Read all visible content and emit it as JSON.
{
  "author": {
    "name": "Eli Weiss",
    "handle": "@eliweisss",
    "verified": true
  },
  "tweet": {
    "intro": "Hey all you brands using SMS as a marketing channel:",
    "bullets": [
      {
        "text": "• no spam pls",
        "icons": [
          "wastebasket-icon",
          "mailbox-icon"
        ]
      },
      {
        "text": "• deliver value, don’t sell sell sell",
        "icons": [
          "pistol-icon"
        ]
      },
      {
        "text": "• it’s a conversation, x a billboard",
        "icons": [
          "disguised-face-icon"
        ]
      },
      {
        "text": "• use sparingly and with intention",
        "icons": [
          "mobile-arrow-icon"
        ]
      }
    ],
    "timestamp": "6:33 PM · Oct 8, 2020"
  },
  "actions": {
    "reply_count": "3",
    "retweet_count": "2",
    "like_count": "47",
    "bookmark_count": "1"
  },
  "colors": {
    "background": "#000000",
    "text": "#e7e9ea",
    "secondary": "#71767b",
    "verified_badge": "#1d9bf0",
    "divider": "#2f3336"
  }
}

> [What to do]: From the first line to the last, please quote the material above exactly.

> [Response to the exercise]:
Read all visible content and emit it as JSON.
{
  "author": {
    "name": "Eli Weiss",
    "handle": "@eliweisss",
    "verified": true
  },
  "tweet": {
    "intro": "Hey all you brands using SMS as a marketing channel:",
    "bullets": [
      {
        "text": "• no spam pls",
        "icons": [
          "wastebasket-icon",
          "mailbox-icon"
        ]
      },
      {
        "text": "• deliver value, don’t sell sell sell",
        "icons": [
          "pistol-icon"
        ]
      },
      {
        "text": "• it’s a conversation, x a billboard",
        "icons": [
          "disguised-face-icon"
        ]
      },
      {
        "text": "• use sparingly and with intention",
        "icons": [
          "mobile-arrow-icon"
        ]
      }
    ],
    "timestamp": "6:33 PM · Oct 8, 2020"
  },
  "actions": {
    "reply_count": "3",
    "retweet_count": "2",
    "like_count": "47",
    "bookmark_count": "1"
  },
  "colors": {
    "background": "#000000",
    "text": "#e7e9ea",
    "secondary": "#71767b",
    "verified_badge": "#1d9bf0",
    "divider": "#2f3336"
  }
}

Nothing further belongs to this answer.